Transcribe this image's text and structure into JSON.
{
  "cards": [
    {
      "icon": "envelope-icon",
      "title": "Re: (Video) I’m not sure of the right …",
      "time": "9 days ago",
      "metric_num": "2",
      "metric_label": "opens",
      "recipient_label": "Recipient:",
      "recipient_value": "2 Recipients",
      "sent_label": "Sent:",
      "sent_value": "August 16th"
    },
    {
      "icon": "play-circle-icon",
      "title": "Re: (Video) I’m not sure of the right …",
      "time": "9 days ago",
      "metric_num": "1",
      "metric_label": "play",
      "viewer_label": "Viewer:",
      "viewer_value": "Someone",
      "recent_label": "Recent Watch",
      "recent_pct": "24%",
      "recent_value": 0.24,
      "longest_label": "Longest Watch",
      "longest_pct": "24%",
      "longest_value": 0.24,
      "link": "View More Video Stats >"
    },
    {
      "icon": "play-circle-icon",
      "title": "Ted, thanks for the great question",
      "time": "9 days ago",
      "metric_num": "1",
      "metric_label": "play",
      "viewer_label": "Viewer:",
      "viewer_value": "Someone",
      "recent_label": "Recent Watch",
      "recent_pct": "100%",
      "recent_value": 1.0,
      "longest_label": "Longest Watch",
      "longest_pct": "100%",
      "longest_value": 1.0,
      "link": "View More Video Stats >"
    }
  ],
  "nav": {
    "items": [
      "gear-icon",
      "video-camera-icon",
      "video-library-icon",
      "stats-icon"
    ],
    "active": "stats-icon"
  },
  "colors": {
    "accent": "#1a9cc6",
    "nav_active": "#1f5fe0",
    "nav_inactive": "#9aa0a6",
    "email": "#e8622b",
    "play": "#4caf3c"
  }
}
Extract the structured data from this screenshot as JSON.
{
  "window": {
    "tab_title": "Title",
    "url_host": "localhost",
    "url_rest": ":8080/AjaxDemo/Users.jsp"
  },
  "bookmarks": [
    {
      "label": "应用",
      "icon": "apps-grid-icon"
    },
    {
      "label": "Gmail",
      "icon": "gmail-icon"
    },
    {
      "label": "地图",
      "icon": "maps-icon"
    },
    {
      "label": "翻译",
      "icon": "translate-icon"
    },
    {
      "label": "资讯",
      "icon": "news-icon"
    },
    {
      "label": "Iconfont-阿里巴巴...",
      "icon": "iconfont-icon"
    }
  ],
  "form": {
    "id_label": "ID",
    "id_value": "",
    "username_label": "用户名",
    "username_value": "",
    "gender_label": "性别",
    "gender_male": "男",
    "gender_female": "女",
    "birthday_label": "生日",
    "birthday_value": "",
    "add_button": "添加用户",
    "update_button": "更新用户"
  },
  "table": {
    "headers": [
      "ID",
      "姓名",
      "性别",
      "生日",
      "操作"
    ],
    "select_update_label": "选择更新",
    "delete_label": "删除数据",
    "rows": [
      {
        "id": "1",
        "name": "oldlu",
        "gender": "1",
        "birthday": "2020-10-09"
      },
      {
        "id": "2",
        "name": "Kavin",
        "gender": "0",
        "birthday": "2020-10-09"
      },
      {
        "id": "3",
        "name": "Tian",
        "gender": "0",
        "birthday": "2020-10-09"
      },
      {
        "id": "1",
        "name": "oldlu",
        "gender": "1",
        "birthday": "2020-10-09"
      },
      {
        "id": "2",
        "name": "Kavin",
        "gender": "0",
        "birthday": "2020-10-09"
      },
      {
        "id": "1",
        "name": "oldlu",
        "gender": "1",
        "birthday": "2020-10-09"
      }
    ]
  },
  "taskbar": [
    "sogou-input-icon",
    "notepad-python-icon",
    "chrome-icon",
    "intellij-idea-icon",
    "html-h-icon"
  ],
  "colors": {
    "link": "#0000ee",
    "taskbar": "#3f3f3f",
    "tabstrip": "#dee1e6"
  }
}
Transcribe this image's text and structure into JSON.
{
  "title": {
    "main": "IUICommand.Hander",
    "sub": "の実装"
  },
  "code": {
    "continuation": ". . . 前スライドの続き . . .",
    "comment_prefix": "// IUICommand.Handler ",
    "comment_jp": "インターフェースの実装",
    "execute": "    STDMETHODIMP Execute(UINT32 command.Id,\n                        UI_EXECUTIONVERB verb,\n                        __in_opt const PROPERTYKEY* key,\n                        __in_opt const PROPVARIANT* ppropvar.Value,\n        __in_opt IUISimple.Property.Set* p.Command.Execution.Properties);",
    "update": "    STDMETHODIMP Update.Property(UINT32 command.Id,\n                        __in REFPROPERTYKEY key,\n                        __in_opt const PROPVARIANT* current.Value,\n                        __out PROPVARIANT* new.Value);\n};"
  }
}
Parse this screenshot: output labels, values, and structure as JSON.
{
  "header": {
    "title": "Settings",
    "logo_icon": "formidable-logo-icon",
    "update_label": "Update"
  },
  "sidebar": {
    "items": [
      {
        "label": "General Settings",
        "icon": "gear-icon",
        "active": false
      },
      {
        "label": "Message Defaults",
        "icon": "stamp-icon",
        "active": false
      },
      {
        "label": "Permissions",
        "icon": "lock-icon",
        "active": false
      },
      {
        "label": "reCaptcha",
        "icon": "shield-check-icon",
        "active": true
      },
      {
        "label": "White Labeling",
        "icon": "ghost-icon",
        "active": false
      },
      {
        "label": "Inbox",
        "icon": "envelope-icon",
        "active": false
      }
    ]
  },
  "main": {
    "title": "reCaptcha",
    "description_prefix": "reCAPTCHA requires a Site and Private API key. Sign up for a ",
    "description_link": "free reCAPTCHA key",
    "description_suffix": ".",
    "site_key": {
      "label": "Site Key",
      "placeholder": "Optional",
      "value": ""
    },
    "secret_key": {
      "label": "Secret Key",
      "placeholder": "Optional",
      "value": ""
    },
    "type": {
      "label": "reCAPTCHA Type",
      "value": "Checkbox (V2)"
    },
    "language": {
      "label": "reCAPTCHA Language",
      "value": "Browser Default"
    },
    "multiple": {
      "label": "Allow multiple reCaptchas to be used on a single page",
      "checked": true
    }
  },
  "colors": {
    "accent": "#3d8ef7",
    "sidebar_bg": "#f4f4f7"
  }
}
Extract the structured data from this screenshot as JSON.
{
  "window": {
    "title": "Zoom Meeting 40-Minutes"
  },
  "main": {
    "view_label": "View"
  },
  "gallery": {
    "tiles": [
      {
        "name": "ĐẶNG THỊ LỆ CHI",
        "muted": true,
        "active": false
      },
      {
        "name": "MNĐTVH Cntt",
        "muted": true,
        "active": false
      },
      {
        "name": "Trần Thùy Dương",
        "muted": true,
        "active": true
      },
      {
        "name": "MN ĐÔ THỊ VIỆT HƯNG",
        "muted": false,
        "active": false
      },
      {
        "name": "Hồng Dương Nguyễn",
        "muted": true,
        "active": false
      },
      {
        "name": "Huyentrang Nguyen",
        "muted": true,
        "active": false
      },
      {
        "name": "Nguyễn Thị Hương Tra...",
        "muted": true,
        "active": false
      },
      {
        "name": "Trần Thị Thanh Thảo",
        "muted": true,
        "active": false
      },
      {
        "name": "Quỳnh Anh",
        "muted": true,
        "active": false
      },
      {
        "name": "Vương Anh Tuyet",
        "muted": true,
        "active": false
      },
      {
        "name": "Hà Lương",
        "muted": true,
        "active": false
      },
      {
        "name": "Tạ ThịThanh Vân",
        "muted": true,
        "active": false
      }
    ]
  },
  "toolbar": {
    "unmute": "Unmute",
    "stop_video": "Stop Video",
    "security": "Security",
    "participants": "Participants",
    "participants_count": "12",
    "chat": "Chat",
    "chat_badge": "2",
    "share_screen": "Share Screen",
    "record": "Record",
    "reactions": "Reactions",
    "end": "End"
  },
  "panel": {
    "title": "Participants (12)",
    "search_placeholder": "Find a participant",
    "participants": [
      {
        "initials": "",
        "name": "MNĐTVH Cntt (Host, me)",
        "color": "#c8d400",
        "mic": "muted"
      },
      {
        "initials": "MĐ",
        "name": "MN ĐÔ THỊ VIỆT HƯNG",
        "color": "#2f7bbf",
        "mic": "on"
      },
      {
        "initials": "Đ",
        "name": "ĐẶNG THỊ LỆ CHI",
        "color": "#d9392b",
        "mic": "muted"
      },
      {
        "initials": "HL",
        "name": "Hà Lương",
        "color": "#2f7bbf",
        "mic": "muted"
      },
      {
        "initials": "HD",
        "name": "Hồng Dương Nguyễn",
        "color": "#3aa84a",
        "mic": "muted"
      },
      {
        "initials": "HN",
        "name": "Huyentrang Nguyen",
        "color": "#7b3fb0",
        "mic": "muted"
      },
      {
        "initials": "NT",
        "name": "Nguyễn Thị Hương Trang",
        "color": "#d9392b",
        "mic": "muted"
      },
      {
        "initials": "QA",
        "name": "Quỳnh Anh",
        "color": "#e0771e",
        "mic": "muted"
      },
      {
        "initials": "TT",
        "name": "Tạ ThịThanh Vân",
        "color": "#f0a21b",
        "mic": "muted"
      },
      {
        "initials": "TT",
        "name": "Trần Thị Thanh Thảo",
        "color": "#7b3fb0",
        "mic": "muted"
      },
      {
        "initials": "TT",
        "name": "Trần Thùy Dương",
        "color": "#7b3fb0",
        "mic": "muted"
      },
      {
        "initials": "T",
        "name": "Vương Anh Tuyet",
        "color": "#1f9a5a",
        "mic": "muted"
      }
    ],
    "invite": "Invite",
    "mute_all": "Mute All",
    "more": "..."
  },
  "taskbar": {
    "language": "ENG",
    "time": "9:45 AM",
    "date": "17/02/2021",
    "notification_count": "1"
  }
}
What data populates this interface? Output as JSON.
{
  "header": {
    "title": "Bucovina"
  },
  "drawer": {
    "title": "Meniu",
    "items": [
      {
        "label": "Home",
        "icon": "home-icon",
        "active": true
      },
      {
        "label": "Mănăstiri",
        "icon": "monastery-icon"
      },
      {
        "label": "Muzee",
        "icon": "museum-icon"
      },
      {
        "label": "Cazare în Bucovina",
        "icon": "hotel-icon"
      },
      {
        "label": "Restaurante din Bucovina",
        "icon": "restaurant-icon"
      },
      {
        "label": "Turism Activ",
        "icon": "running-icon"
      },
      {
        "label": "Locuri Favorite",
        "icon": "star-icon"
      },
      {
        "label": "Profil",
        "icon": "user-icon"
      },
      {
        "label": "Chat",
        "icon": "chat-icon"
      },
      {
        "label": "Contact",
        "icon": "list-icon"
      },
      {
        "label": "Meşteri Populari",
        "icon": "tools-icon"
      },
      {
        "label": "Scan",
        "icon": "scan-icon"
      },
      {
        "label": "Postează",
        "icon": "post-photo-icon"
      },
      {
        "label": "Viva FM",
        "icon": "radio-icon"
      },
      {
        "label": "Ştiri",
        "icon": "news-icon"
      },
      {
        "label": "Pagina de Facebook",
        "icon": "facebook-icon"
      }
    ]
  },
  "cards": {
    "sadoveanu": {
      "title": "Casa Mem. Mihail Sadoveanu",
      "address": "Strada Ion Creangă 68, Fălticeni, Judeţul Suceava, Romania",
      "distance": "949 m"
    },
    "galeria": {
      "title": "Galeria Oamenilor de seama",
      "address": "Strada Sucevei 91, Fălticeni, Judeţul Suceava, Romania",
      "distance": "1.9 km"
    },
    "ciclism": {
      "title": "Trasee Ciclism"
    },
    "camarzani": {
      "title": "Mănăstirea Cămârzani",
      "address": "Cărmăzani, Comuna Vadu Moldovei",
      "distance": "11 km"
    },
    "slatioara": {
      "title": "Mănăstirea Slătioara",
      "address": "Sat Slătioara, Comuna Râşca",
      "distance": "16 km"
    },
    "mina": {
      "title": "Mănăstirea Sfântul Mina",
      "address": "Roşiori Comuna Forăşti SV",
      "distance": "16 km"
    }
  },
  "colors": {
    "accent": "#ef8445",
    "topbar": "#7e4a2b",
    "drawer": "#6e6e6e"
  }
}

○ ○ ○ ○ ○ ○ ○

● Work to be completed: Copy out every line of the listing that contains the string "Bucovina".

● Reply to the exercise:
    "title": "Bucovina"
        "label": "Cazare în Bucovina",
        "label": "Restaurante din Bucovina",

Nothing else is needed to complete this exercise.